>> Begin EXTRACTED DATA

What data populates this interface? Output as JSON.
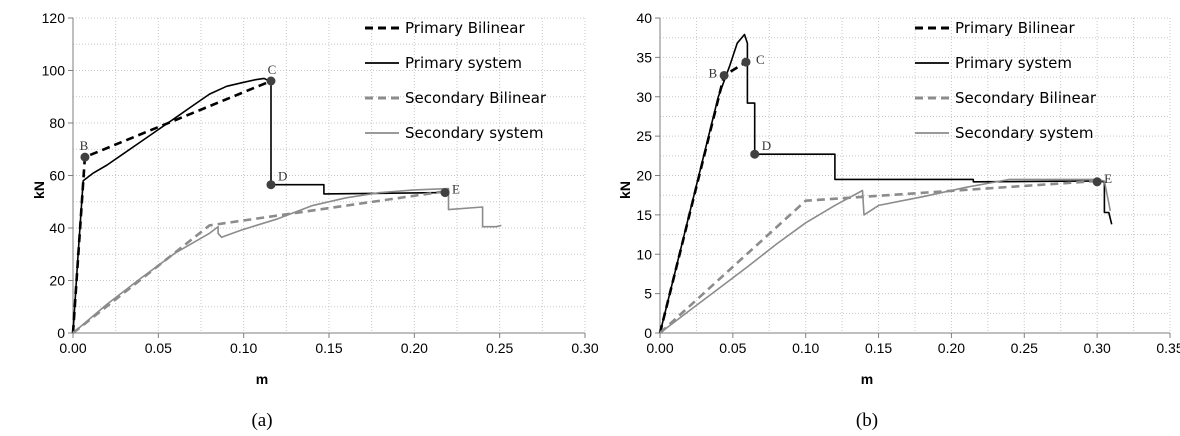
{
  "styles": {
    "primary_color": "#000000",
    "secondary_color": "#8c8c8c",
    "marker_color": "#404040",
    "grid_color": "#c8c8c8"
  },
  "chart_data": [
    {
      "type": "line",
      "caption": "(a)",
      "xlabel": "m",
      "ylabel": "kN",
      "xlim": [
        0,
        0.3
      ],
      "ylim": [
        0,
        120
      ],
      "xticks": [
        0,
        0.05,
        0.1,
        0.15,
        0.2,
        0.25,
        0.3
      ],
      "xtick_labels": [
        "0.00",
        "0.05",
        "0.10",
        "0.15",
        "0.20",
        "0.25",
        "0.30"
      ],
      "yticks": [
        0,
        20,
        40,
        60,
        80,
        100,
        120
      ],
      "ytick_labels": [
        "0",
        "20",
        "40",
        "60",
        "80",
        "100",
        "120"
      ],
      "grid": "dotted, major and minor",
      "legend_position": "right",
      "series": [
        {
          "name": "Primary Bilinear",
          "style": "dashed",
          "color": "#000000",
          "x": [
            0,
            0.007,
            0.116
          ],
          "y": [
            0,
            67,
            96
          ]
        },
        {
          "name": "Primary system",
          "style": "solid",
          "color": "#000000",
          "x": [
            0,
            0.003,
            0.006,
            0.009,
            0.012,
            0.02,
            0.03,
            0.04,
            0.05,
            0.06,
            0.07,
            0.08,
            0.09,
            0.1,
            0.107,
            0.112,
            0.114,
            0.116,
            0.116,
            0.147,
            0.147,
            0.218
          ],
          "y": [
            0,
            30,
            58,
            59.5,
            61,
            64,
            68.5,
            73,
            77.5,
            82,
            86.5,
            91,
            94,
            95.5,
            96.5,
            97,
            96.3,
            96,
            56.5,
            56.5,
            53,
            53.5
          ]
        },
        {
          "name": "Secondary Bilinear",
          "style": "dashed",
          "color": "#8c8c8c",
          "x": [
            0,
            0.08,
            0.218
          ],
          "y": [
            0,
            41,
            54
          ]
        },
        {
          "name": "Secondary system",
          "style": "solid",
          "color": "#8c8c8c",
          "x": [
            0,
            0.02,
            0.04,
            0.06,
            0.08,
            0.085,
            0.085,
            0.087,
            0.1,
            0.12,
            0.14,
            0.16,
            0.18,
            0.2,
            0.22,
            0.22,
            0.24,
            0.24,
            0.248,
            0.251
          ],
          "y": [
            0,
            11,
            21,
            30.5,
            38,
            40.5,
            38,
            36.5,
            39.5,
            43.5,
            48.5,
            51.5,
            53.5,
            54.5,
            55,
            47,
            48,
            40.5,
            40.5,
            41
          ]
        }
      ],
      "points": [
        {
          "label": "B",
          "x": 0.007,
          "y": 67
        },
        {
          "label": "C",
          "x": 0.116,
          "y": 96
        },
        {
          "label": "D",
          "x": 0.116,
          "y": 56.5
        },
        {
          "label": "E",
          "x": 0.218,
          "y": 53.5
        }
      ]
    },
    {
      "type": "line",
      "caption": "(b)",
      "xlabel": "m",
      "ylabel": "kN",
      "xlim": [
        0,
        0.35
      ],
      "ylim": [
        0,
        40
      ],
      "xticks": [
        0,
        0.05,
        0.1,
        0.15,
        0.2,
        0.25,
        0.3,
        0.35
      ],
      "xtick_labels": [
        "0.00",
        "0.05",
        "0.10",
        "0.15",
        "0.20",
        "0.25",
        "0.30",
        "0.35"
      ],
      "yticks": [
        0,
        5,
        10,
        15,
        20,
        25,
        30,
        35,
        40
      ],
      "ytick_labels": [
        "0",
        "5",
        "10",
        "15",
        "20",
        "25",
        "30",
        "35",
        "40"
      ],
      "grid": "dotted, major and minor",
      "legend_position": "right",
      "series": [
        {
          "name": "Primary Bilinear",
          "style": "dashed",
          "color": "#000000",
          "x": [
            0,
            0.044,
            0.059
          ],
          "y": [
            0,
            32.7,
            34.4
          ]
        },
        {
          "name": "Primary system",
          "style": "solid",
          "color": "#000000",
          "x": [
            0,
            0.01,
            0.02,
            0.03,
            0.04,
            0.048,
            0.053,
            0.058,
            0.06,
            0.06,
            0.065,
            0.065,
            0.12,
            0.12,
            0.215,
            0.215,
            0.3,
            0.305,
            0.305,
            0.308,
            0.31
          ],
          "y": [
            0,
            7.5,
            15,
            22.5,
            30,
            34,
            36.8,
            37.9,
            36.8,
            29.2,
            29.2,
            22.7,
            22.7,
            19.5,
            19.5,
            19.2,
            19.3,
            19.2,
            15.3,
            15.3,
            13.8
          ]
        },
        {
          "name": "Secondary Bilinear",
          "style": "dashed",
          "color": "#8c8c8c",
          "x": [
            0,
            0.1,
            0.3
          ],
          "y": [
            0,
            16.8,
            19.3
          ]
        },
        {
          "name": "Secondary system",
          "style": "solid",
          "color": "#8c8c8c",
          "x": [
            0,
            0.02,
            0.04,
            0.06,
            0.08,
            0.1,
            0.12,
            0.139,
            0.14,
            0.15,
            0.18,
            0.21,
            0.24,
            0.27,
            0.3,
            0.305,
            0.308,
            0.309
          ],
          "y": [
            0,
            2.8,
            5.6,
            8.4,
            11.3,
            14,
            16.2,
            18.1,
            15,
            16.2,
            17.3,
            18.5,
            19.5,
            19.5,
            19.5,
            19.3,
            16.5,
            15.5
          ]
        }
      ],
      "points": [
        {
          "label": "B",
          "x": 0.044,
          "y": 32.7
        },
        {
          "label": "C",
          "x": 0.059,
          "y": 34.4
        },
        {
          "label": "D",
          "x": 0.065,
          "y": 22.7
        },
        {
          "label": "E",
          "x": 0.3,
          "y": 19.2
        }
      ]
    }
  ]
}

>> End EXTRACTED DATA

■ DESCRIPTION OF THE TASK ■
Copy out the listing exactly as it stands, but not the pictures.

■ ANSWER ■
What data populates this interface? Output as JSON.
{
  "styles": {
    "primary_color": "#000000",
    "secondary_color": "#8c8c8c",
    "marker_color": "#404040",
    "grid_color": "#c8c8c8"
  },
  "chart_data": [
    {
      "type": "line",
      "caption": "(a)",
      "xlabel": "m",
      "ylabel": "kN",
      "xlim": [
        0,
        0.3
      ],
      "ylim": [
        0,
        120
      ],
      "xticks": [
        0,
        0.05,
        0.1,
        0.15,
        0.2,
        0.25,
        0.3
      ],
      "xtick_labels": [
        "0.00",
        "0.05",
        "0.10",
        "0.15",
        "0.20",
        "0.25",
        "0.30"
      ],
      "yticks": [
        0,
        20,
        40,
        60,
        80,
        100,
        120
      ],
      "ytick_labels": [
        "0",
        "20",
        "40",
        "60",
        "80",
        "100",
        "120"
      ],
      "grid": "dotted, major and minor",
      "legend_position": "right",
      "series": [
        {
          "name": "Primary Bilinear",
          "style": "dashed",
          "color": "#000000",
          "x": [
            0,
            0.007,
            0.116
          ],
          "y": [
            0,
            67,
            96
          ]
        },
        {
          "name": "Primary system",
          "style": "solid",
          "color": "#000000",
          "x": [
            0,
            0.003,
            0.006,
            0.009,
            0.012,
            0.02,
            0.03,
            0.04,
            0.05,
            0.06,
            0.07,
            0.08,
            0.09,
            0.1,
            0.107,
            0.112,
            0.114,
            0.116,
            0.116,
            0.147,
            0.147,
            0.218
          ],
          "y": [
            0,
            30,
            58,
            59.5,
            61,
            64,
            68.5,
            73,
            77.5,
            82,
            86.5,
            91,
            94,
            95.5,
            96.5,
            97,
            96.3,
            96,
            56.5,
            56.5,
            53,
            53.5
          ]
        },
        {
          "name": "Secondary Bilinear",
          "style": "dashed",
          "color": "#8c8c8c",
          "x": [
            0,
            0.08,
            0.218
          ],
          "y": [
            0,
            41,
            54
          ]
        },
        {
          "name": "Secondary system",
          "style": "solid",
          "color": "#8c8c8c",
          "x": [
            0,
            0.02,
            0.04,
            0.06,
            0.08,
            0.085,
            0.085,
            0.087,
            0.1,
            0.12,
            0.14,
            0.16,
            0.18,
            0.2,
            0.22,
            0.22,
            0.24,
            0.24,
            0.248,
            0.251
          ],
          "y": [
            0,
            11,
            21,
            30.5,
            38,
            40.5,
            38,
            36.5,
            39.5,
            43.5,
            48.5,
            51.5,
            53.5,
            54.5,
            55,
            47,
            48,
            40.5,
            40.5,
            41
          ]
        }
      ],
      "points": [
        {
          "label": "B",
          "x": 0.007,
          "y": 67
        },
        {
          "label": "C",
          "x": 0.116,
          "y": 96
        },
        {
          "label": "D",
          "x": 0.116,
          "y": 56.5
        },
        {
          "label": "E",
          "x": 0.218,
          "y": 53.5
        }
      ]
    },
    {
      "type": "line",
      "caption": "(b)",
      "xlabel": "m",
      "ylabel": "kN",
      "xlim": [
        0,
        0.35
      ],
      "ylim": [
        0,
        40
      ],
      "xticks": [
        0,
        0.05,
        0.1,
        0.15,
        0.2,
        0.25,
        0.3,
        0.35
      ],
      "xtick_labels": [
        "0.00",
        "0.05",
        "0.10",
        "0.15",
        "0.20",
        "0.25",
        "0.30",
        "0.35"
      ],
      "yticks": [
        0,
        5,
        10,
        15,
        20,
        25,
        30,
        35,
        40
      ],
      "ytick_labels": [
        "0",
        "5",
        "10",
        "15",
        "20",
        "25",
        "30",
        "35",
        "40"
      ],
      "grid": "dotted, major and minor",
      "legend_position": "right",
      "series": [
        {
          "name": "Primary Bilinear",
          "style": "dashed",
          "color": "#000000",
          "x": [
            0,
            0.044,
            0.059
          ],
          "y": [
            0,
            32.7,
            34.4
          ]
        },
        {
          "name": "Primary system",
          "style": "solid",
          "color": "#000000",
          "x": [
            0,
            0.01,
            0.02,
            0.03,
            0.04,
            0.048,
            0.053,
            0.058,
            0.06,
            0.06,
            0.065,
            0.065,
            0.12,
            0.12,
            0.215,
            0.215,
            0.3,
            0.305,
            0.305,
            0.308,
            0.31
          ],
          "y": [
            0,
            7.5,
            15,
            22.5,
            30,
            34,
            36.8,
            37.9,
            36.8,
            29.2,
            29.2,
            22.7,
            22.7,
            19.5,
            19.5,
            19.2,
            19.3,
            19.2,
            15.3,
            15.3,
            13.8
          ]
        },
        {
          "name": "Secondary Bilinear",
          "style": "dashed",
          "color": "#8c8c8c",
          "x": [
            0,
            0.1,
            0.3
          ],
          "y": [
            0,
            16.8,
            19.3
          ]
        },
        {
          "name": "Secondary system",
          "style": "solid",
          "color": "#8c8c8c",
          "x": [
            0,
            0.02,
            0.04,
            0.06,
            0.08,
            0.1,
            0.12,
            0.139,
            0.14,
            0.15,
            0.18,
            0.21,
            0.24,
            0.27,
            0.3,
            0.305,
            0.308,
            0.309
          ],
          "y": [
            0,
            2.8,
            5.6,
            8.4,
            11.3,
            14,
            16.2,
            18.1,
            15,
            16.2,
            17.3,
            18.5,
            19.5,
            19.5,
            19.5,
            19.3,
            16.5,
            15.5
          ]
        }
      ],
      "points": [
        {
          "label": "B",
          "x": 0.044,
          "y": 32.7
        },
        {
          "label": "C",
          "x": 0.059,
          "y": 34.4
        },
        {
          "label": "D",
          "x": 0.065,
          "y": 22.7
        },
        {
          "label": "E",
          "x": 0.3,
          "y": 19.2
        }
      ]
    }
  ]
}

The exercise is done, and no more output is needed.